> _CHALLENGE_: Below are records to transcribe exactly, without their pictures.

> _AVAILABLE RECORDS_:
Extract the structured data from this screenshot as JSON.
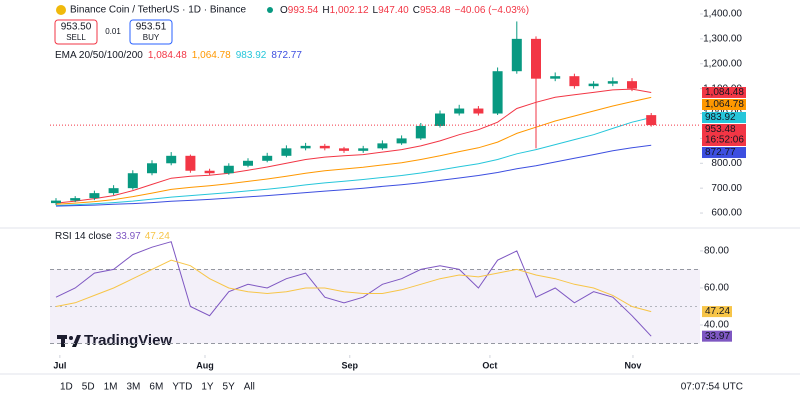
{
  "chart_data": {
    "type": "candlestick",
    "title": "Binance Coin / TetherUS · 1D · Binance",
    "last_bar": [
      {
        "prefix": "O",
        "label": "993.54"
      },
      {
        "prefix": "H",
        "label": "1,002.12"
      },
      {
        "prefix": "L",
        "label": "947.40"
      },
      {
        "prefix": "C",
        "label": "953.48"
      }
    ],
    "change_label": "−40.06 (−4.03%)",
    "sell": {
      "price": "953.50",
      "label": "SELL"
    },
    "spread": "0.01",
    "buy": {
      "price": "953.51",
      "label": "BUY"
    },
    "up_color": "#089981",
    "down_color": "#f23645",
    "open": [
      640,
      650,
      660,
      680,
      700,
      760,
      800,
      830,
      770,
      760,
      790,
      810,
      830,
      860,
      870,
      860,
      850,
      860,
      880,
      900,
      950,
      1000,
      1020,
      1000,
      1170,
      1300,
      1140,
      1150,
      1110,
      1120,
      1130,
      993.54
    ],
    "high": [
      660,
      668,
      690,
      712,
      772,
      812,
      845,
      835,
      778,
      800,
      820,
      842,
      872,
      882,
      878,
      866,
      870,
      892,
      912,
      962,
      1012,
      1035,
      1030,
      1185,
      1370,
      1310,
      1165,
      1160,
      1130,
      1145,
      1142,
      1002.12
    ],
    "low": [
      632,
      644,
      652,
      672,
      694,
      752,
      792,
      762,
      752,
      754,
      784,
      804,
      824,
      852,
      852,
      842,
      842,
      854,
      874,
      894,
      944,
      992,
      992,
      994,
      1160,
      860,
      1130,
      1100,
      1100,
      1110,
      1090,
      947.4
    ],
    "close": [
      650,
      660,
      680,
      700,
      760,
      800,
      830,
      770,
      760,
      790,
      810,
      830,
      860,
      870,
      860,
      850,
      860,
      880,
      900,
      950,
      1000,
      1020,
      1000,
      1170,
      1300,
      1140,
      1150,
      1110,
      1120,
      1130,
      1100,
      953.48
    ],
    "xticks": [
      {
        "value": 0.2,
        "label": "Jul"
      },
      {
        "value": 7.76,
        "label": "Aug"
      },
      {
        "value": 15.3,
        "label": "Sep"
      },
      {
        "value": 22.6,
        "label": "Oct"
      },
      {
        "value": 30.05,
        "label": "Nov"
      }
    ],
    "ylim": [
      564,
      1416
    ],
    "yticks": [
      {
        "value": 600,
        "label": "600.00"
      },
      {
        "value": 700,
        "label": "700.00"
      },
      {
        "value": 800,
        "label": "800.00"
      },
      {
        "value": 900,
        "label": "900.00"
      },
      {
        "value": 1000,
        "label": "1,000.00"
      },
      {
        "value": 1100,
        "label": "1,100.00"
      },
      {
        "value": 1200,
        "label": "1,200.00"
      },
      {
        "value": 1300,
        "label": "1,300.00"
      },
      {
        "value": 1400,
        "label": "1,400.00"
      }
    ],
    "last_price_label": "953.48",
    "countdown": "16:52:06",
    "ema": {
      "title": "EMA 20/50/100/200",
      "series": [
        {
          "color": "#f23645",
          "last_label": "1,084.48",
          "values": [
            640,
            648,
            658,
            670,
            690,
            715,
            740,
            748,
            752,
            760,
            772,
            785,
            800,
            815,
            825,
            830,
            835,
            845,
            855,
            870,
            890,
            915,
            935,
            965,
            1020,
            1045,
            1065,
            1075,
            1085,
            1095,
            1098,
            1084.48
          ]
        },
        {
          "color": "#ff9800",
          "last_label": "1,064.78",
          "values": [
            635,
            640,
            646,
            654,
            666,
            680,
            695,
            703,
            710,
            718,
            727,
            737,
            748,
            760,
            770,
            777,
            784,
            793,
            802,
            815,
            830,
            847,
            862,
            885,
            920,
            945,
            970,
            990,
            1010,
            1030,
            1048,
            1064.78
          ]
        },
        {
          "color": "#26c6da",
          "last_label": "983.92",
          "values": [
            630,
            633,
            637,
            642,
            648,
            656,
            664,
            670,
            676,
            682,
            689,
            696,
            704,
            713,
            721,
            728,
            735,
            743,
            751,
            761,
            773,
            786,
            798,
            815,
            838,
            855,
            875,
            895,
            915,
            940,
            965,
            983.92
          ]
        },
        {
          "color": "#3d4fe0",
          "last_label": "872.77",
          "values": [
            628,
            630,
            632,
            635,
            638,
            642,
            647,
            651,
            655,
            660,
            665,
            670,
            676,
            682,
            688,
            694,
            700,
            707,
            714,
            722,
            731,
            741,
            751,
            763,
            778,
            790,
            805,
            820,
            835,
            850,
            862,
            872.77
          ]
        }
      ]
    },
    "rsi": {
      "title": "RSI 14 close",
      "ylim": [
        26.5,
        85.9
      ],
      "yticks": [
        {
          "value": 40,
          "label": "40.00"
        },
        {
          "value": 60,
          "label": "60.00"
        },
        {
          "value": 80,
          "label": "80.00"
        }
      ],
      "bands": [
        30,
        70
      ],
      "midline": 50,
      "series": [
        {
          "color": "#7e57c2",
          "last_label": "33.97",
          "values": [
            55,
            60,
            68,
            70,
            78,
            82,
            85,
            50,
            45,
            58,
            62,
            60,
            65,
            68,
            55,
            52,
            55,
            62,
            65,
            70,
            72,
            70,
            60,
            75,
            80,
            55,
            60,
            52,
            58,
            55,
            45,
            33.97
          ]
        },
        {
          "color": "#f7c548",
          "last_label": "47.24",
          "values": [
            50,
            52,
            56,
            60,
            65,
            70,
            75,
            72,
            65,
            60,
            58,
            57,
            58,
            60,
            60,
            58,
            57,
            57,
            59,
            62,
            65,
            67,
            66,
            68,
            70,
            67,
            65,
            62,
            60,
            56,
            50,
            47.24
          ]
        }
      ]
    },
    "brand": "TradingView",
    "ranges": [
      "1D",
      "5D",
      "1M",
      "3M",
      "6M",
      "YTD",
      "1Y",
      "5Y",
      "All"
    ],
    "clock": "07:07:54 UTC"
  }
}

> _OUTPUT OF THE TASK_:
Extract the structured data from this screenshot as JSON.
{
  "chart_data": {
    "type": "candlestick",
    "title": "Binance Coin / TetherUS · 1D · Binance",
    "last_bar": [
      {
        "prefix": "O",
        "label": "993.54"
      },
      {
        "prefix": "H",
        "label": "1,002.12"
      },
      {
        "prefix": "L",
        "label": "947.40"
      },
      {
        "prefix": "C",
        "label": "953.48"
      }
    ],
    "change_label": "−40.06 (−4.03%)",
    "sell": {
      "price": "953.50",
      "label": "SELL"
    },
    "spread": "0.01",
    "buy": {
      "price": "953.51",
      "label": "BUY"
    },
    "up_color": "#089981",
    "down_color": "#f23645",
    "open": [
      640,
      650,
      660,
      680,
      700,
      760,
      800,
      830,
      770,
      760,
      790,
      810,
      830,
      860,
      870,
      860,
      850,
      860,
      880,
      900,
      950,
      1000,
      1020,
      1000,
      1170,
      1300,
      1140,
      1150,
      1110,
      1120,
      1130,
      993.54
    ],
    "high": [
      660,
      668,
      690,
      712,
      772,
      812,
      845,
      835,
      778,
      800,
      820,
      842,
      872,
      882,
      878,
      866,
      870,
      892,
      912,
      962,
      1012,
      1035,
      1030,
      1185,
      1370,
      1310,
      1165,
      1160,
      1130,
      1145,
      1142,
      1002.12
    ],
    "low": [
      632,
      644,
      652,
      672,
      694,
      752,
      792,
      762,
      752,
      754,
      784,
      804,
      824,
      852,
      852,
      842,
      842,
      854,
      874,
      894,
      944,
      992,
      992,
      994,
      1160,
      860,
      1130,
      1100,
      1100,
      1110,
      1090,
      947.4
    ],
    "close": [
      650,
      660,
      680,
      700,
      760,
      800,
      830,
      770,
      760,
      790,
      810,
      830,
      860,
      870,
      860,
      850,
      860,
      880,
      900,
      950,
      1000,
      1020,
      1000,
      1170,
      1300,
      1140,
      1150,
      1110,
      1120,
      1130,
      1100,
      953.48
    ],
    "xticks": [
      {
        "value": 0.2,
        "label": "Jul"
      },
      {
        "value": 7.76,
        "label": "Aug"
      },
      {
        "value": 15.3,
        "label": "Sep"
      },
      {
        "value": 22.6,
        "label": "Oct"
      },
      {
        "value": 30.05,
        "label": "Nov"
      }
    ],
    "ylim": [
      564,
      1416
    ],
    "yticks": [
      {
        "value": 600,
        "label": "600.00"
      },
      {
        "value": 700,
        "label": "700.00"
      },
      {
        "value": 800,
        "label": "800.00"
      },
      {
        "value": 900,
        "label": "900.00"
      },
      {
        "value": 1000,
        "label": "1,000.00"
      },
      {
        "value": 1100,
        "label": "1,100.00"
      },
      {
        "value": 1200,
        "label": "1,200.00"
      },
      {
        "value": 1300,
        "label": "1,300.00"
      },
      {
        "value": 1400,
        "label": "1,400.00"
      }
    ],
    "last_price_label": "953.48",
    "countdown": "16:52:06",
    "ema": {
      "title": "EMA 20/50/100/200",
      "series": [
        {
          "color": "#f23645",
          "last_label": "1,084.48",
          "values": [
            640,
            648,
            658,
            670,
            690,
            715,
            740,
            748,
            752,
            760,
            772,
            785,
            800,
            815,
            825,
            830,
            835,
            845,
            855,
            870,
            890,
            915,
            935,
            965,
            1020,
            1045,
            1065,
            1075,
            1085,
            1095,
            1098,
            1084.48
          ]
        },
        {
          "color": "#ff9800",
          "last_label": "1,064.78",
          "values": [
            635,
            640,
            646,
            654,
            666,
            680,
            695,
            703,
            710,
            718,
            727,
            737,
            748,
            760,
            770,
            777,
            784,
            793,
            802,
            815,
            830,
            847,
            862,
            885,
            920,
            945,
            970,
            990,
            1010,
            1030,
            1048,
            1064.78
          ]
        },
        {
          "color": "#26c6da",
          "last_label": "983.92",
          "values": [
            630,
            633,
            637,
            642,
            648,
            656,
            664,
            670,
            676,
            682,
            689,
            696,
            704,
            713,
            721,
            728,
            735,
            743,
            751,
            761,
            773,
            786,
            798,
            815,
            838,
            855,
            875,
            895,
            915,
            940,
            965,
            983.92
          ]
        },
        {
          "color": "#3d4fe0",
          "last_label": "872.77",
          "values": [
            628,
            630,
            632,
            635,
            638,
            642,
            647,
            651,
            655,
            660,
            665,
            670,
            676,
            682,
            688,
            694,
            700,
            707,
            714,
            722,
            731,
            741,
            751,
            763,
            778,
            790,
            805,
            820,
            835,
            850,
            862,
            872.77
          ]
        }
      ]
    },
    "rsi": {
      "title": "RSI 14 close",
      "ylim": [
        26.5,
        85.9
      ],
      "yticks": [
        {
          "value": 40,
          "label": "40.00"
        },
        {
          "value": 60,
          "label": "60.00"
        },
        {
          "value": 80,
          "label": "80.00"
        }
      ],
      "bands": [
        30,
        70
      ],
      "midline": 50,
      "series": [
        {
          "color": "#7e57c2",
          "last_label": "33.97",
          "values": [
            55,
            60,
            68,
            70,
            78,
            82,
            85,
            50,
            45,
            58,
            62,
            60,
            65,
            68,
            55,
            52,
            55,
            62,
            65,
            70,
            72,
            70,
            60,
            75,
            80,
            55,
            60,
            52,
            58,
            55,
            45,
            33.97
          ]
        },
        {
          "color": "#f7c548",
          "last_label": "47.24",
          "values": [
            50,
            52,
            56,
            60,
            65,
            70,
            75,
            72,
            65,
            60,
            58,
            57,
            58,
            60,
            60,
            58,
            57,
            57,
            59,
            62,
            65,
            67,
            66,
            68,
            70,
            67,
            65,
            62,
            60,
            56,
            50,
            47.24
          ]
        }
      ]
    },
    "brand": "TradingView",
    "ranges": [
      "1D",
      "5D",
      "1M",
      "3M",
      "6M",
      "YTD",
      "1Y",
      "5Y",
      "All"
    ],
    "clock": "07:07:54 UTC"
  }
}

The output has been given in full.